* TASK REQUIREMENTS
Repeat the material verbatim. Images are excluded from the copy.

* RECORD EXCERPTS

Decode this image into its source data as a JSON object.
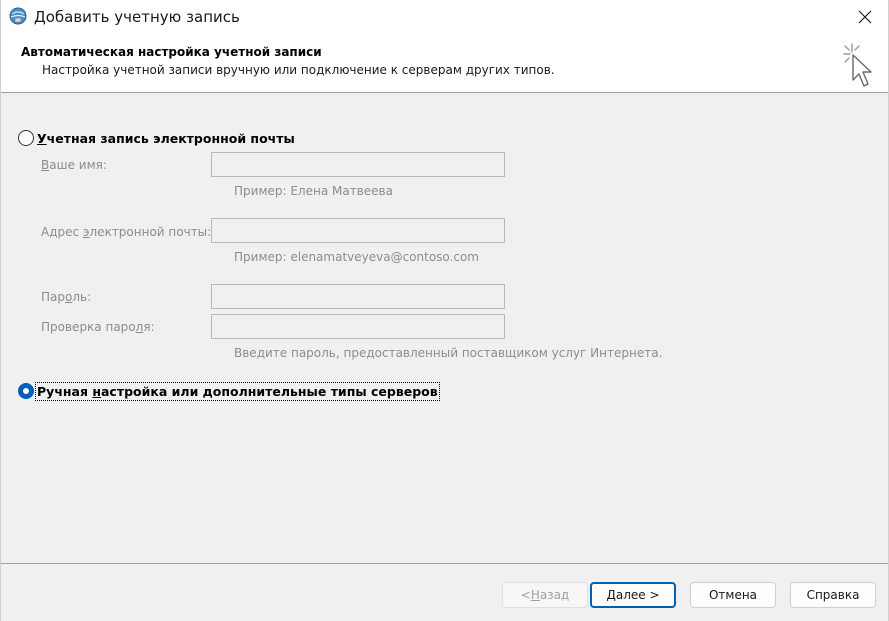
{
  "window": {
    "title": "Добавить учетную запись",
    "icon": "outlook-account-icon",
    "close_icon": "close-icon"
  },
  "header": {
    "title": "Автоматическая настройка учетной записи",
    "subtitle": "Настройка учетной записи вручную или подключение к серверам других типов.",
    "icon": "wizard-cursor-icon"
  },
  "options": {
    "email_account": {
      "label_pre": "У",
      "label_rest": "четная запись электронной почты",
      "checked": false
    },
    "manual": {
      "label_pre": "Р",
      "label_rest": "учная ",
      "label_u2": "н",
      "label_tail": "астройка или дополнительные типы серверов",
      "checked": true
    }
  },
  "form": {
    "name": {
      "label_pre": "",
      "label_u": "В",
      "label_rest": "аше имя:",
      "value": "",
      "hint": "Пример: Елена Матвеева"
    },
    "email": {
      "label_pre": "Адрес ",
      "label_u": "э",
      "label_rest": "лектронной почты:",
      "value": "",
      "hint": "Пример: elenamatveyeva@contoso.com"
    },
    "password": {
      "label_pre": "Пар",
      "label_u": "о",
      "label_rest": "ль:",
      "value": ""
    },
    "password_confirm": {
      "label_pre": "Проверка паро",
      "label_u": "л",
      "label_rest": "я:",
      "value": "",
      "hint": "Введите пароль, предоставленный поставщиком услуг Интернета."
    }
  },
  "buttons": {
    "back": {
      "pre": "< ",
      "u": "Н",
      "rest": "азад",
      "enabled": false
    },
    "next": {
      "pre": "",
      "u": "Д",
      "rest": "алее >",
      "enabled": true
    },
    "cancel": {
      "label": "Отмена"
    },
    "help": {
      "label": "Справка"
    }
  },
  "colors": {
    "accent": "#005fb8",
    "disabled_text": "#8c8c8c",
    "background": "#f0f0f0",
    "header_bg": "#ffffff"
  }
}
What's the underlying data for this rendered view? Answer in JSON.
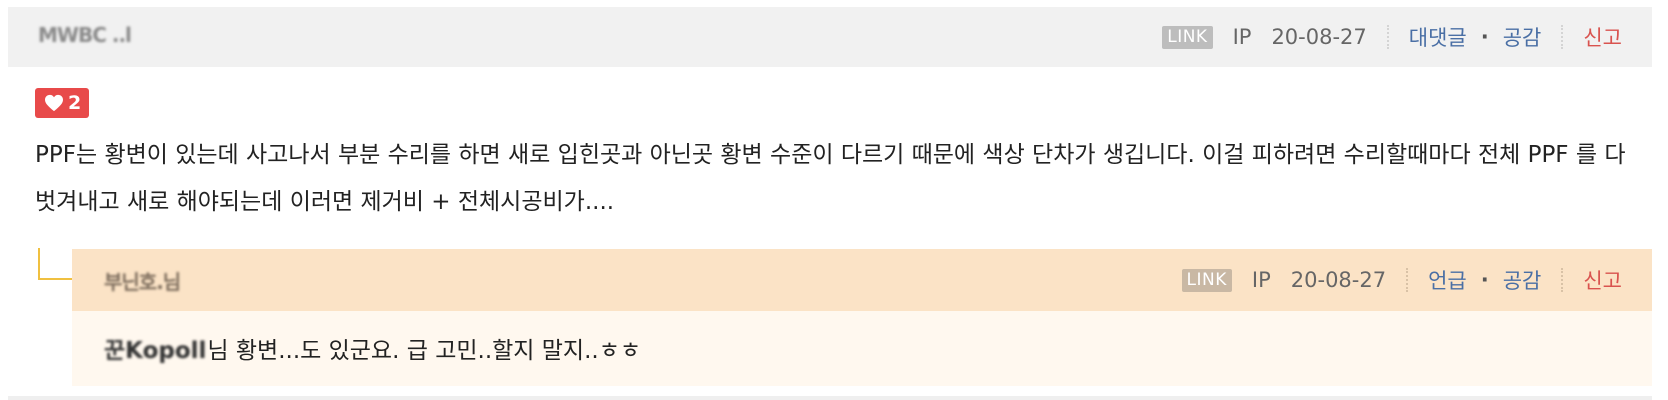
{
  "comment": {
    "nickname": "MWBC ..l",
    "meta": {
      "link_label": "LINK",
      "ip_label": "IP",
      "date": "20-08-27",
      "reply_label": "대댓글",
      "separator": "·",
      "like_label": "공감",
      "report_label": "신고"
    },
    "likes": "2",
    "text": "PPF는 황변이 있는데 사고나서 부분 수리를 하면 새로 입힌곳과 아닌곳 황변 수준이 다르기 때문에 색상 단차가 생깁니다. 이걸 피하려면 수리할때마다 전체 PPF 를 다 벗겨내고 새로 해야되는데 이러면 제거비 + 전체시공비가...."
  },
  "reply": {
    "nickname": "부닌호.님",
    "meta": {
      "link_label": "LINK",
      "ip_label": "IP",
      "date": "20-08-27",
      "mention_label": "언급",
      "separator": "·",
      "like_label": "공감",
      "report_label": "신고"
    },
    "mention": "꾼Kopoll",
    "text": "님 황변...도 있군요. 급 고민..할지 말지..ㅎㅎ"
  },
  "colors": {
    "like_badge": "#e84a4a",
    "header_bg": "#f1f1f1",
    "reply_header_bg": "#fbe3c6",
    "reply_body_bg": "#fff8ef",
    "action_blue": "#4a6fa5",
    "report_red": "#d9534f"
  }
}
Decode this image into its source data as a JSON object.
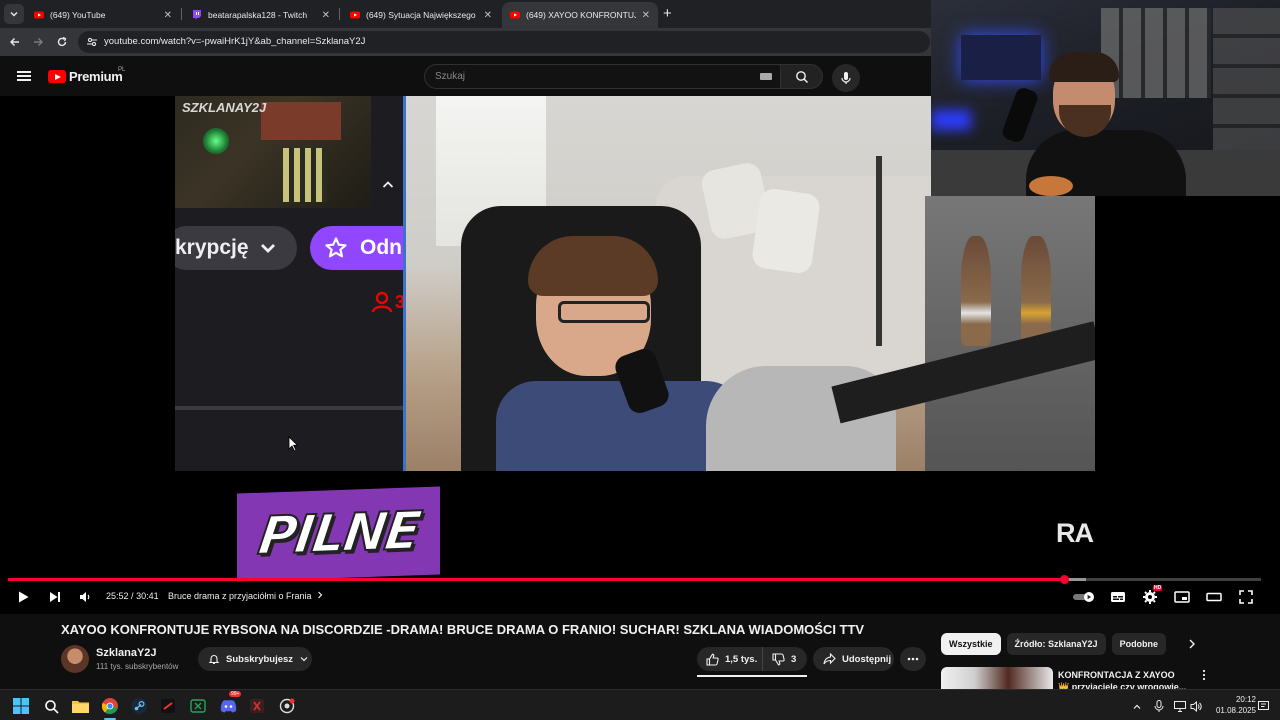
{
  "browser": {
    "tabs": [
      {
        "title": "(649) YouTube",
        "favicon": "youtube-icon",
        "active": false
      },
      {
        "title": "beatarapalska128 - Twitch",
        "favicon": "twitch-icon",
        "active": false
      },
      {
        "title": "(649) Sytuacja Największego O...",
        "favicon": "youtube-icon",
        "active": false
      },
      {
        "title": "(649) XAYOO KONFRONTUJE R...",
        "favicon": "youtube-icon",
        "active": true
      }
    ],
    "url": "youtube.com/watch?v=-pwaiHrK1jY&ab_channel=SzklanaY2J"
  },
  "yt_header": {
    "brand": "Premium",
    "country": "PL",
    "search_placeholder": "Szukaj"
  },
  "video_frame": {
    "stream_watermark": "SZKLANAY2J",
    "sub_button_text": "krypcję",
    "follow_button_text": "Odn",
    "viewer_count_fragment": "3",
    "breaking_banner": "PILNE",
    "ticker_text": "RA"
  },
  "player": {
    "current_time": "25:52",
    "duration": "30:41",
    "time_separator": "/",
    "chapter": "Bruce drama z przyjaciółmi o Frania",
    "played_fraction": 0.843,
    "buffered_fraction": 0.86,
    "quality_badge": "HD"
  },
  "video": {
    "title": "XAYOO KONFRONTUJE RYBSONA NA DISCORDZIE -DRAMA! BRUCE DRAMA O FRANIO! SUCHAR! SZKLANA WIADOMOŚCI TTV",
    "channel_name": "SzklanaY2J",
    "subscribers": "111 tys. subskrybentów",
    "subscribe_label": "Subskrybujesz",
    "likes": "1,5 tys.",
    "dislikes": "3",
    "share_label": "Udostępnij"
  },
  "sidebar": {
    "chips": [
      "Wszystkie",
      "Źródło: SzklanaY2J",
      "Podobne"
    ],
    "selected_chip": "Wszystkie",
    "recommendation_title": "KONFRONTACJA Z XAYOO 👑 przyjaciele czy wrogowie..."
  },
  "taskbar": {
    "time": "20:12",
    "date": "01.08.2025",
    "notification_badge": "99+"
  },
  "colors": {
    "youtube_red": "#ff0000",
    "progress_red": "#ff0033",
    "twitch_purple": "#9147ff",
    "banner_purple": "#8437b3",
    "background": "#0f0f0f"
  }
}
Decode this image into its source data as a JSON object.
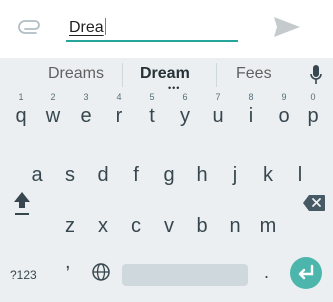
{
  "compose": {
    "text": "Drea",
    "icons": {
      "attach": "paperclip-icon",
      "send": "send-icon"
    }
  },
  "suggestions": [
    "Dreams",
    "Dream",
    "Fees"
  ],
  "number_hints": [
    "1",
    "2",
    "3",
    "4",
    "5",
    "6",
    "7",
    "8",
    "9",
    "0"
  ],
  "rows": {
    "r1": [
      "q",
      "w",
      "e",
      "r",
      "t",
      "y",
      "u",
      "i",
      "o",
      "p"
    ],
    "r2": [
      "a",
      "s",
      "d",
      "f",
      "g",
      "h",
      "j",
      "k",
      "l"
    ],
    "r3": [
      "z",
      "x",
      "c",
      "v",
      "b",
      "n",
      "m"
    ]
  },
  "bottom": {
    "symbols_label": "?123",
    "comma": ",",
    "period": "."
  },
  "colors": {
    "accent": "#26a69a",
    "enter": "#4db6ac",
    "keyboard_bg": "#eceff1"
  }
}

* RIGHT ANSWER
Decode this image into its source data as a JSON object.
{
  "window": {
    "title": "Добавить учетную запись",
    "icon": "outlook-account-icon",
    "close_icon": "close-icon"
  },
  "header": {
    "title": "Автоматическая настройка учетной записи",
    "subtitle": "Настройка учетной записи вручную или подключение к серверам других типов.",
    "icon": "wizard-cursor-icon"
  },
  "options": {
    "email_account": {
      "label_pre": "У",
      "label_rest": "четная запись электронной почты",
      "checked": false
    },
    "manual": {
      "label_pre": "Р",
      "label_rest": "учная ",
      "label_u2": "н",
      "label_tail": "астройка или дополнительные типы серверов",
      "checked": true
    }
  },
  "form": {
    "name": {
      "label_pre": "",
      "label_u": "В",
      "label_rest": "аше имя:",
      "value": "",
      "hint": "Пример: Елена Матвеева"
    },
    "email": {
      "label_pre": "Адрес ",
      "label_u": "э",
      "label_rest": "лектронной почты:",
      "value": "",
      "hint": "Пример: elenamatveyeva@contoso.com"
    },
    "password": {
      "label_pre": "Пар",
      "label_u": "о",
      "label_rest": "ль:",
      "value": ""
    },
    "password_confirm": {
      "label_pre": "Проверка паро",
      "label_u": "л",
      "label_rest": "я:",
      "value": "",
      "hint": "Введите пароль, предоставленный поставщиком услуг Интернета."
    }
  },
  "buttons": {
    "back": {
      "pre": "< ",
      "u": "Н",
      "rest": "азад",
      "enabled": false
    },
    "next": {
      "pre": "",
      "u": "Д",
      "rest": "алее >",
      "enabled": true
    },
    "cancel": {
      "label": "Отмена"
    },
    "help": {
      "label": "Справка"
    }
  },
  "colors": {
    "accent": "#005fb8",
    "disabled_text": "#8c8c8c",
    "background": "#f0f0f0",
    "header_bg": "#ffffff"
  }
}
What's the underlying data for this rendered view? Answer in JSON.
{
  "comment": {
    "nickname": "MWBC ..l",
    "meta": {
      "link_label": "LINK",
      "ip_label": "IP",
      "date": "20-08-27",
      "reply_label": "대댓글",
      "separator": "·",
      "like_label": "공감",
      "report_label": "신고"
    },
    "likes": "2",
    "text": "PPF는 황변이 있는데 사고나서 부분 수리를 하면 새로 입힌곳과 아닌곳 황변 수준이 다르기 때문에 색상 단차가 생깁니다. 이걸 피하려면 수리할때마다 전체 PPF 를 다 벗겨내고 새로 해야되는데 이러면 제거비 + 전체시공비가...."
  },
  "reply": {
    "nickname": "부닌호.님",
    "meta": {
      "link_label": "LINK",
      "ip_label": "IP",
      "date": "20-08-27",
      "mention_label": "언급",
      "separator": "·",
      "like_label": "공감",
      "report_label": "신고"
    },
    "mention": "꾼Kopoll",
    "text": "님 황변...도 있군요. 급 고민..할지 말지..ㅎㅎ"
  },
  "colors": {
    "like_badge": "#e84a4a",
    "header_bg": "#f1f1f1",
    "reply_header_bg": "#fbe3c6",
    "reply_body_bg": "#fff8ef",
    "action_blue": "#4a6fa5",
    "report_red": "#d9534f"
  }
}
Decode this image into its source data as a JSON object.
{
  "browser": {
    "tabs": [
      {
        "title": "(649) YouTube",
        "favicon": "youtube-icon",
        "active": false
      },
      {
        "title": "beatarapalska128 - Twitch",
        "favicon": "twitch-icon",
        "active": false
      },
      {
        "title": "(649) Sytuacja Największego O...",
        "favicon": "youtube-icon",
        "active": false
      },
      {
        "title": "(649) XAYOO KONFRONTUJE R...",
        "favicon": "youtube-icon",
        "active": true
      }
    ],
    "url": "youtube.com/watch?v=-pwaiHrK1jY&ab_channel=SzklanaY2J"
  },
  "yt_header": {
    "brand": "Premium",
    "country": "PL",
    "search_placeholder": "Szukaj"
  },
  "video_frame": {
    "stream_watermark": "SZKLANAY2J",
    "sub_button_text": "krypcję",
    "follow_button_text": "Odn",
    "viewer_count_fragment": "3",
    "breaking_banner": "PILNE",
    "ticker_text": "RA"
  },
  "player": {
    "current_time": "25:52",
    "duration": "30:41",
    "time_separator": "/",
    "chapter": "Bruce drama z przyjaciółmi o Frania",
    "played_fraction": 0.843,
    "buffered_fraction": 0.86,
    "quality_badge": "HD"
  },
  "video": {
    "title": "XAYOO KONFRONTUJE RYBSONA NA DISCORDZIE -DRAMA! BRUCE DRAMA O FRANIO! SUCHAR! SZKLANA WIADOMOŚCI TTV",
    "channel_name": "SzklanaY2J",
    "subscribers": "111 tys. subskrybentów",
    "subscribe_label": "Subskrybujesz",
    "likes": "1,5 tys.",
    "dislikes": "3",
    "share_label": "Udostępnij"
  },
  "sidebar": {
    "chips": [
      "Wszystkie",
      "Źródło: SzklanaY2J",
      "Podobne"
    ],
    "selected_chip": "Wszystkie",
    "recommendation_title": "KONFRONTACJA Z XAYOO 👑 przyjaciele czy wrogowie..."
  },
  "taskbar": {
    "time": "20:12",
    "date": "01.08.2025",
    "notification_badge": "99+"
  },
  "colors": {
    "youtube_red": "#ff0000",
    "progress_red": "#ff0033",
    "twitch_purple": "#9147ff",
    "banner_purple": "#8437b3",
    "background": "#0f0f0f"
  }
}
Decode this image into its source data as a JSON object.
{
  "compose": {
    "text": "Drea",
    "icons": {
      "attach": "paperclip-icon",
      "send": "send-icon"
    }
  },
  "suggestions": [
    "Dreams",
    "Dream",
    "Fees"
  ],
  "number_hints": [
    "1",
    "2",
    "3",
    "4",
    "5",
    "6",
    "7",
    "8",
    "9",
    "0"
  ],
  "rows": {
    "r1": [
      "q",
      "w",
      "e",
      "r",
      "t",
      "y",
      "u",
      "i",
      "o",
      "p"
    ],
    "r2": [
      "a",
      "s",
      "d",
      "f",
      "g",
      "h",
      "j",
      "k",
      "l"
    ],
    "r3": [
      "z",
      "x",
      "c",
      "v",
      "b",
      "n",
      "m"
    ]
  },
  "bottom": {
    "symbols_label": "?123",
    "comma": ",",
    "period": "."
  },
  "colors": {
    "accent": "#26a69a",
    "enter": "#4db6ac",
    "keyboard_bg": "#eceff1"
  }
}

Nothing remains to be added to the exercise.